___ LISTED RECORDS

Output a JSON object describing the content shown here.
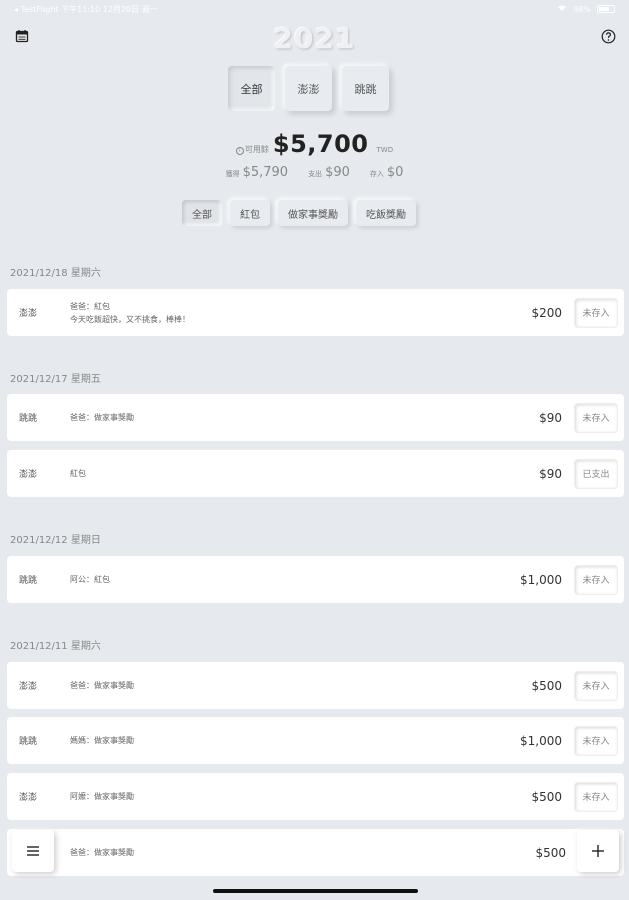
{
  "statusbar": {
    "left": "◂ TestFlight  下午11:10  12月20日 週一",
    "right": "98%"
  },
  "header": {
    "year": "2021"
  },
  "person_tabs": [
    {
      "label": "全部",
      "active": true
    },
    {
      "label": "澎澎",
      "active": false
    },
    {
      "label": "跳跳",
      "active": false
    }
  ],
  "balance": {
    "label": "可用餘",
    "info": "i",
    "amount": "$5,700",
    "unit": "TWD"
  },
  "summary": {
    "income_label": "獲得",
    "income_value": "$5,790",
    "spent_label": "支出",
    "spent_value": "$90",
    "saved_label": "存入",
    "saved_value": "$0"
  },
  "category_tabs": [
    {
      "label": "全部",
      "active": true
    },
    {
      "label": "紅包",
      "active": false
    },
    {
      "label": "做家事獎勵",
      "active": false
    },
    {
      "label": "吃飯獎勵",
      "active": false
    }
  ],
  "groups": [
    {
      "date": "2021/12/18 星期六",
      "entries": [
        {
          "person": "澎澎",
          "desc": "爸爸：紅包",
          "note": "今天吃飯超快，又不挑食，棒棒！",
          "amount": "$200",
          "status": "未存入"
        }
      ]
    },
    {
      "date": "2021/12/17 星期五",
      "entries": [
        {
          "person": "跳跳",
          "desc": "爸爸：做家事獎勵",
          "note": "",
          "amount": "$90",
          "status": "未存入"
        },
        {
          "person": "澎澎",
          "desc": "紅包",
          "note": "",
          "amount": "$90",
          "status": "已支出"
        }
      ]
    },
    {
      "date": "2021/12/12 星期日",
      "entries": [
        {
          "person": "跳跳",
          "desc": "阿公：紅包",
          "note": "",
          "amount": "$1,000",
          "status": "未存入"
        }
      ]
    },
    {
      "date": "2021/12/11 星期六",
      "entries": [
        {
          "person": "澎澎",
          "desc": "爸爸：做家事獎勵",
          "note": "",
          "amount": "$500",
          "status": "未存入"
        },
        {
          "person": "跳跳",
          "desc": "媽媽：做家事獎勵",
          "note": "",
          "amount": "$1,000",
          "status": "未存入"
        },
        {
          "person": "澎澎",
          "desc": "阿嬤：做家事獎勵",
          "note": "",
          "amount": "$500",
          "status": "未存入"
        },
        {
          "person": "",
          "desc": "爸爸：做家事獎勵",
          "note": "",
          "amount": "$500",
          "status": ""
        }
      ]
    }
  ],
  "icons": {
    "calendar": "calendar-icon",
    "help": "help-circle-icon",
    "menu": "menu-icon",
    "add": "plus-icon"
  }
}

______

Without the pictures, print the whole listing exactly as given.

COMPLETE RESPONSE:
Output a JSON object describing the content shown here.
{
  "statusbar": {
    "left": "◂ TestFlight  下午11:10  12月20日 週一",
    "right": "98%"
  },
  "header": {
    "year": "2021"
  },
  "person_tabs": [
    {
      "label": "全部",
      "active": true
    },
    {
      "label": "澎澎",
      "active": false
    },
    {
      "label": "跳跳",
      "active": false
    }
  ],
  "balance": {
    "label": "可用餘",
    "info": "i",
    "amount": "$5,700",
    "unit": "TWD"
  },
  "summary": {
    "income_label": "獲得",
    "income_value": "$5,790",
    "spent_label": "支出",
    "spent_value": "$90",
    "saved_label": "存入",
    "saved_value": "$0"
  },
  "category_tabs": [
    {
      "label": "全部",
      "active": true
    },
    {
      "label": "紅包",
      "active": false
    },
    {
      "label": "做家事獎勵",
      "active": false
    },
    {
      "label": "吃飯獎勵",
      "active": false
    }
  ],
  "groups": [
    {
      "date": "2021/12/18 星期六",
      "entries": [
        {
          "person": "澎澎",
          "desc": "爸爸：紅包",
          "note": "今天吃飯超快，又不挑食，棒棒！",
          "amount": "$200",
          "status": "未存入"
        }
      ]
    },
    {
      "date": "2021/12/17 星期五",
      "entries": [
        {
          "person": "跳跳",
          "desc": "爸爸：做家事獎勵",
          "note": "",
          "amount": "$90",
          "status": "未存入"
        },
        {
          "person": "澎澎",
          "desc": "紅包",
          "note": "",
          "amount": "$90",
          "status": "已支出"
        }
      ]
    },
    {
      "date": "2021/12/12 星期日",
      "entries": [
        {
          "person": "跳跳",
          "desc": "阿公：紅包",
          "note": "",
          "amount": "$1,000",
          "status": "未存入"
        }
      ]
    },
    {
      "date": "2021/12/11 星期六",
      "entries": [
        {
          "person": "澎澎",
          "desc": "爸爸：做家事獎勵",
          "note": "",
          "amount": "$500",
          "status": "未存入"
        },
        {
          "person": "跳跳",
          "desc": "媽媽：做家事獎勵",
          "note": "",
          "amount": "$1,000",
          "status": "未存入"
        },
        {
          "person": "澎澎",
          "desc": "阿嬤：做家事獎勵",
          "note": "",
          "amount": "$500",
          "status": "未存入"
        },
        {
          "person": "",
          "desc": "爸爸：做家事獎勵",
          "note": "",
          "amount": "$500",
          "status": ""
        }
      ]
    }
  ],
  "icons": {
    "calendar": "calendar-icon",
    "help": "help-circle-icon",
    "menu": "menu-icon",
    "add": "plus-icon"
  }
}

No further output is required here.